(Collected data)
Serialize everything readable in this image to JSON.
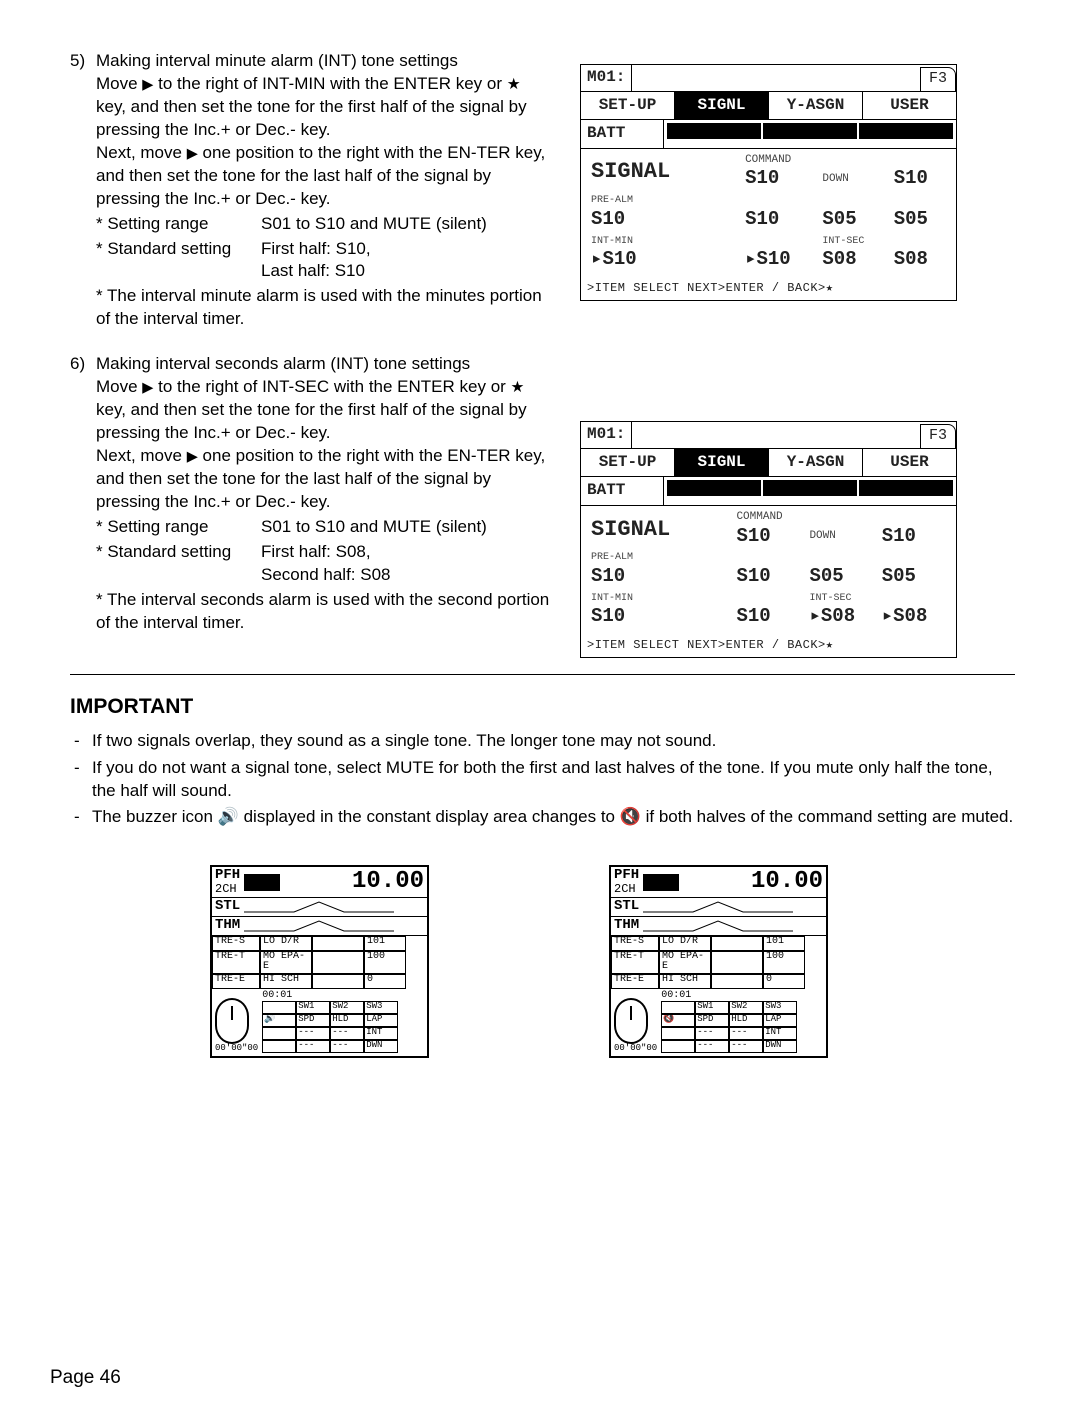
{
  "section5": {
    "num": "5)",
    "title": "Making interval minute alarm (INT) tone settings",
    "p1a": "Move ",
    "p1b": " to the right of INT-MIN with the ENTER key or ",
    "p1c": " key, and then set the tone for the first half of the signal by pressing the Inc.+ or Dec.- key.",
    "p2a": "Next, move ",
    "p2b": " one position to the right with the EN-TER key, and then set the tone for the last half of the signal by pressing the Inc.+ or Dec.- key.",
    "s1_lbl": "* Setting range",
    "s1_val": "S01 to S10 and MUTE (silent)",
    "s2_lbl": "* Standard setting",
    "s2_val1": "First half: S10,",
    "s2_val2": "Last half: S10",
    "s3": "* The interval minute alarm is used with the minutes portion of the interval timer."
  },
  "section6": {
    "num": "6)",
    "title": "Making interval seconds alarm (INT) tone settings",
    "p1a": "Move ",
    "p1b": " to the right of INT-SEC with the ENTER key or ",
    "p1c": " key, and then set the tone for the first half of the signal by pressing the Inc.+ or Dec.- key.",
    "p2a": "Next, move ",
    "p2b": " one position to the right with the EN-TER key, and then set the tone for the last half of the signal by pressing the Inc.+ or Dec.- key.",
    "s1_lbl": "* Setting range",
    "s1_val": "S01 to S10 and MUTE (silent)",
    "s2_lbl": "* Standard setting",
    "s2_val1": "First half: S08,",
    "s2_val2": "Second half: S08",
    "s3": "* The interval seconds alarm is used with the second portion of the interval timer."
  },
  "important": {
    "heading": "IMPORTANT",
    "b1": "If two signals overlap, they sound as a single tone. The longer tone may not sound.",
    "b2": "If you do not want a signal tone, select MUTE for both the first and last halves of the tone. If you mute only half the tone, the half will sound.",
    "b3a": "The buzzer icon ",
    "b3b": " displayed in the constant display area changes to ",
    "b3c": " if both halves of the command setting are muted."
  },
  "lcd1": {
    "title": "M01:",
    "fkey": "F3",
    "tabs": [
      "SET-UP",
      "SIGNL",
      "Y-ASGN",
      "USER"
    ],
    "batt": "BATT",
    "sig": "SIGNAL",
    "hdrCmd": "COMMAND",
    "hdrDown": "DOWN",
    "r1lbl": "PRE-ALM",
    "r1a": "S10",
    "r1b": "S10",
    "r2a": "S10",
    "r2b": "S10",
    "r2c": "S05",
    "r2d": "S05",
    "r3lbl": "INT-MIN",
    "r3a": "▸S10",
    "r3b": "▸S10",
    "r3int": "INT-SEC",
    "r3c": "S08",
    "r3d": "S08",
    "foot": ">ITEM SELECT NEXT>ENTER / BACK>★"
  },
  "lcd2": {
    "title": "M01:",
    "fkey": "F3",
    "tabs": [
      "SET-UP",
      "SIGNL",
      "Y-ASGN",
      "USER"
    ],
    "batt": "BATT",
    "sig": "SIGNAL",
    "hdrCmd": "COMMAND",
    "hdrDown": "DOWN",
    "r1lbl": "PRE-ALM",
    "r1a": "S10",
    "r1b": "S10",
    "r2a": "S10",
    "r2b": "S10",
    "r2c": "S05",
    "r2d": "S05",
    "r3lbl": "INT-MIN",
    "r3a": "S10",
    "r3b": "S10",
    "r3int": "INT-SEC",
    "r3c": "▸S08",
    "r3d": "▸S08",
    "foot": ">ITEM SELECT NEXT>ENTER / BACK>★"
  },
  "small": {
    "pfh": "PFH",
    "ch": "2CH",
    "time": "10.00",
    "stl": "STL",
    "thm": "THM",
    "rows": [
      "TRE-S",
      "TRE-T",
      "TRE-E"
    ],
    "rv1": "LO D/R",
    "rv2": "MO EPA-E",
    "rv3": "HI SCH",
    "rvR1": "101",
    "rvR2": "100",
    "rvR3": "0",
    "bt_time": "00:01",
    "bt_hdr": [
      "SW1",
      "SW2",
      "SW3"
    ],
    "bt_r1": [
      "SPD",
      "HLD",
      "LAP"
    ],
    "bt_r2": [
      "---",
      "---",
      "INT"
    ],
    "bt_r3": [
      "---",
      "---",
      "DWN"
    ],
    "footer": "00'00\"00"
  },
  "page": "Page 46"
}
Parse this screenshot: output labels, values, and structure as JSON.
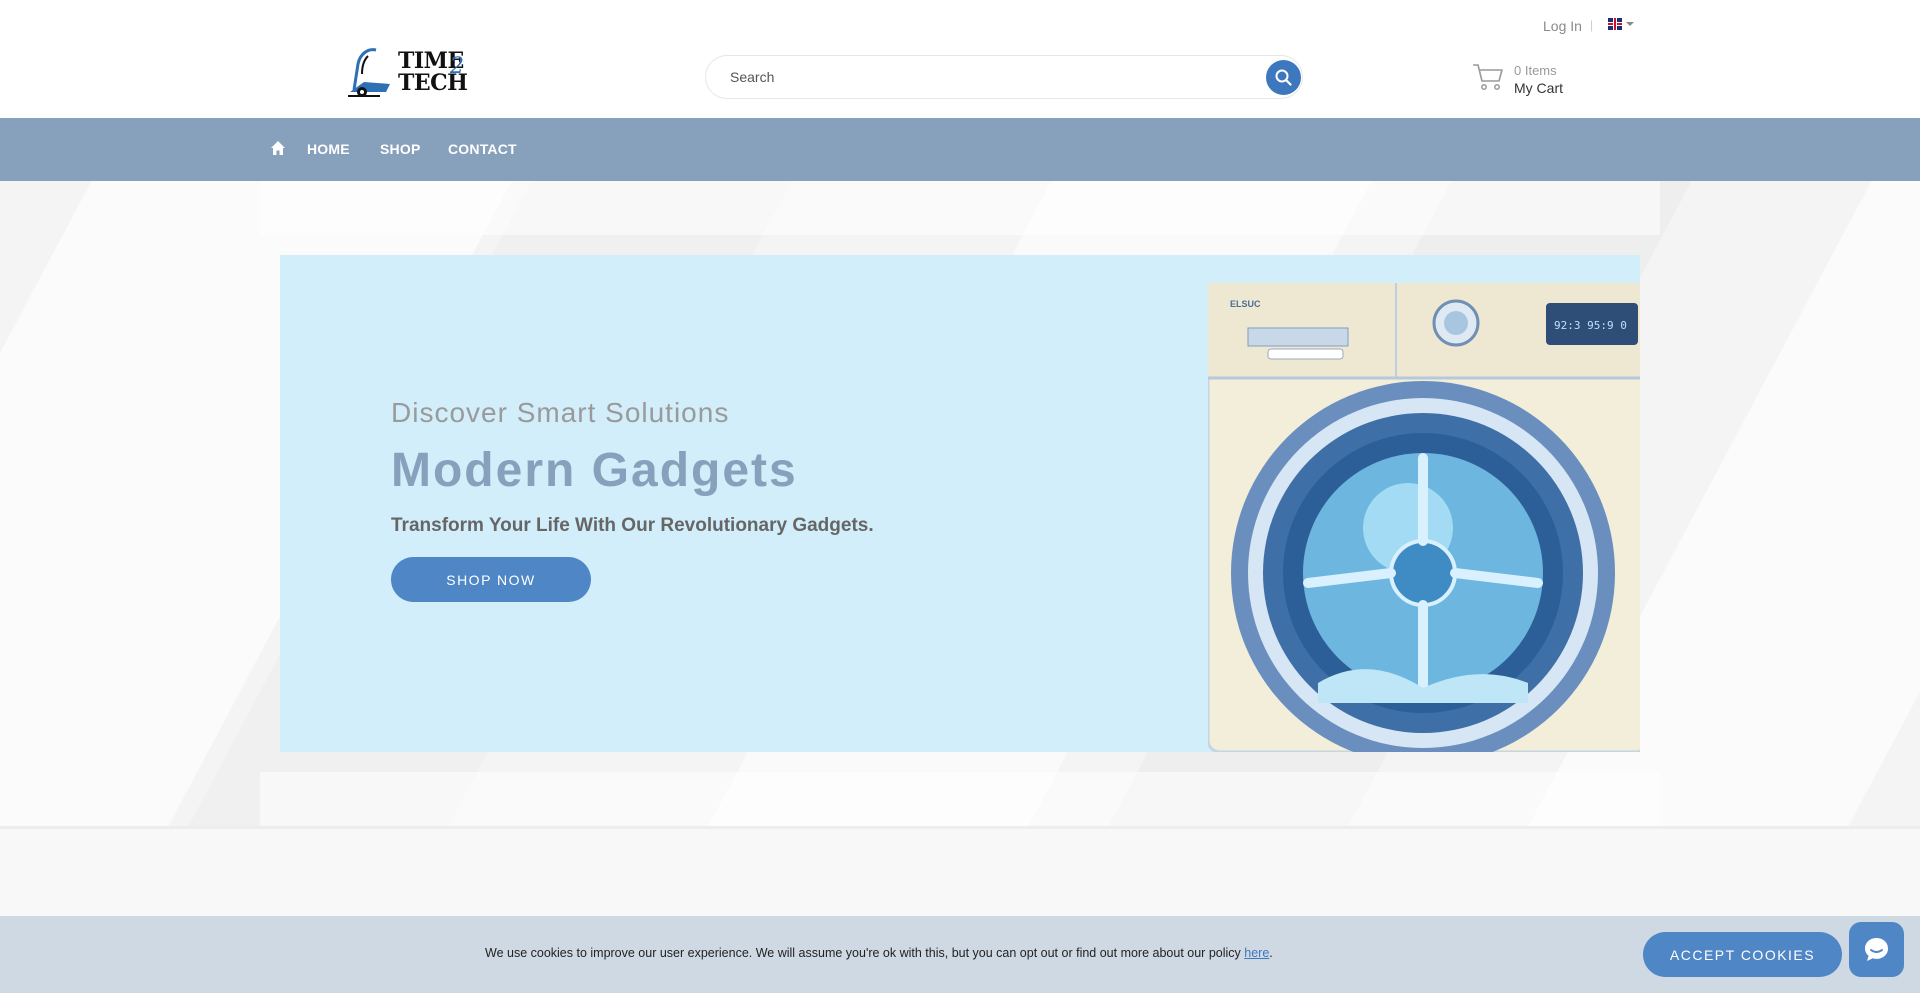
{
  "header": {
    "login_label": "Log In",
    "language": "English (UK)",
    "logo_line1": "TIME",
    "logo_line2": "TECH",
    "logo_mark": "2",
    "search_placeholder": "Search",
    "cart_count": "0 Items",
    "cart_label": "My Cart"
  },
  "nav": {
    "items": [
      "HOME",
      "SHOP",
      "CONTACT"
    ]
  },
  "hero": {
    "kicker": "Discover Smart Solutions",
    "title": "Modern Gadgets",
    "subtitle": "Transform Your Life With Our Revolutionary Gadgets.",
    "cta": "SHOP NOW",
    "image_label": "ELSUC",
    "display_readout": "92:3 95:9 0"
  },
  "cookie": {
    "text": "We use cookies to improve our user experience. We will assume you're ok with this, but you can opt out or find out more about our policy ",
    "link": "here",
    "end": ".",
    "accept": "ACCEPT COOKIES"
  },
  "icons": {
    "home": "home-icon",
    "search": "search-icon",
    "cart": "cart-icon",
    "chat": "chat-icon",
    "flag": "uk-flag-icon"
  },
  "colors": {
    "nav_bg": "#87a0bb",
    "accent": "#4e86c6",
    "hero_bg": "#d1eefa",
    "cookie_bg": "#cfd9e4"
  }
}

▸ Written instruction
Do not include images; quote all of the entries above exactly.

▸ Response to the exercise
Serialize everything readable in this image to JSON.
{
  "section5": {
    "num": "5)",
    "title": "Making interval minute alarm (INT) tone settings",
    "p1a": "Move ",
    "p1b": " to the right of INT-MIN with the ENTER key or ",
    "p1c": " key, and then set the tone for the first half of the signal by pressing the Inc.+ or Dec.- key.",
    "p2a": "Next, move ",
    "p2b": " one position to the right with the EN-TER key, and then set the tone for the last half of the signal by pressing the Inc.+ or Dec.- key.",
    "s1_lbl": "* Setting range",
    "s1_val": "S01 to S10 and MUTE (silent)",
    "s2_lbl": "* Standard setting",
    "s2_val1": "First half: S10,",
    "s2_val2": "Last half: S10",
    "s3": "* The interval minute alarm is used with the minutes portion of the interval timer."
  },
  "section6": {
    "num": "6)",
    "title": "Making interval seconds alarm (INT) tone settings",
    "p1a": "Move ",
    "p1b": " to the right of INT-SEC with the ENTER key or ",
    "p1c": " key, and then set the tone for the first half of the signal by pressing the Inc.+ or Dec.- key.",
    "p2a": "Next, move ",
    "p2b": " one position to the right with the EN-TER key, and then set the tone for the last half of the signal by pressing the Inc.+ or Dec.- key.",
    "s1_lbl": "* Setting range",
    "s1_val": "S01 to S10 and MUTE (silent)",
    "s2_lbl": "* Standard setting",
    "s2_val1": "First half: S08,",
    "s2_val2": "Second half: S08",
    "s3": "* The interval seconds alarm is used with the second portion of the interval timer."
  },
  "important": {
    "heading": "IMPORTANT",
    "b1": "If two signals overlap, they sound as a single tone. The longer tone may not sound.",
    "b2": "If you do not want a signal tone, select MUTE for both the first and last halves of the tone. If you mute only half the tone, the half will sound.",
    "b3a": "The buzzer icon ",
    "b3b": " displayed in the constant display area changes to ",
    "b3c": " if both halves of the command setting are muted."
  },
  "lcd1": {
    "title": "M01:",
    "fkey": "F3",
    "tabs": [
      "SET-UP",
      "SIGNL",
      "Y-ASGN",
      "USER"
    ],
    "batt": "BATT",
    "sig": "SIGNAL",
    "hdrCmd": "COMMAND",
    "hdrDown": "DOWN",
    "r1lbl": "PRE-ALM",
    "r1a": "S10",
    "r1b": "S10",
    "r2a": "S10",
    "r2b": "S10",
    "r2c": "S05",
    "r2d": "S05",
    "r3lbl": "INT-MIN",
    "r3a": "▸S10",
    "r3b": "▸S10",
    "r3int": "INT-SEC",
    "r3c": "S08",
    "r3d": "S08",
    "foot": ">ITEM SELECT NEXT>ENTER / BACK>★"
  },
  "lcd2": {
    "title": "M01:",
    "fkey": "F3",
    "tabs": [
      "SET-UP",
      "SIGNL",
      "Y-ASGN",
      "USER"
    ],
    "batt": "BATT",
    "sig": "SIGNAL",
    "hdrCmd": "COMMAND",
    "hdrDown": "DOWN",
    "r1lbl": "PRE-ALM",
    "r1a": "S10",
    "r1b": "S10",
    "r2a": "S10",
    "r2b": "S10",
    "r2c": "S05",
    "r2d": "S05",
    "r3lbl": "INT-MIN",
    "r3a": "S10",
    "r3b": "S10",
    "r3int": "INT-SEC",
    "r3c": "▸S08",
    "r3d": "▸S08",
    "foot": ">ITEM SELECT NEXT>ENTER / BACK>★"
  },
  "small": {
    "pfh": "PFH",
    "ch": "2CH",
    "time": "10.00",
    "stl": "STL",
    "thm": "THM",
    "rows": [
      "TRE-S",
      "TRE-T",
      "TRE-E"
    ],
    "rv1": "LO D/R",
    "rv2": "MO EPA-E",
    "rv3": "HI SCH",
    "rvR1": "101",
    "rvR2": "100",
    "rvR3": "0",
    "bt_time": "00:01",
    "bt_hdr": [
      "SW1",
      "SW2",
      "SW3"
    ],
    "bt_r1": [
      "SPD",
      "HLD",
      "LAP"
    ],
    "bt_r2": [
      "---",
      "---",
      "INT"
    ],
    "bt_r3": [
      "---",
      "---",
      "DWN"
    ],
    "footer": "00'00\"00"
  },
  "page": "Page 46"
}
Parse this screenshot: output labels, values, and structure as JSON.
{
  "header": {
    "login_label": "Log In",
    "language": "English (UK)",
    "logo_line1": "TIME",
    "logo_line2": "TECH",
    "logo_mark": "2",
    "search_placeholder": "Search",
    "cart_count": "0 Items",
    "cart_label": "My Cart"
  },
  "nav": {
    "items": [
      "HOME",
      "SHOP",
      "CONTACT"
    ]
  },
  "hero": {
    "kicker": "Discover Smart Solutions",
    "title": "Modern Gadgets",
    "subtitle": "Transform Your Life With Our Revolutionary Gadgets.",
    "cta": "SHOP NOW",
    "image_label": "ELSUC",
    "display_readout": "92:3 95:9 0"
  },
  "cookie": {
    "text": "We use cookies to improve our user experience. We will assume you're ok with this, but you can opt out or find out more about our policy ",
    "link": "here",
    "end": ".",
    "accept": "ACCEPT COOKIES"
  },
  "icons": {
    "home": "home-icon",
    "search": "search-icon",
    "cart": "cart-icon",
    "chat": "chat-icon",
    "flag": "uk-flag-icon"
  },
  "colors": {
    "nav_bg": "#87a0bb",
    "accent": "#4e86c6",
    "hero_bg": "#d1eefa",
    "cookie_bg": "#cfd9e4"
  }
}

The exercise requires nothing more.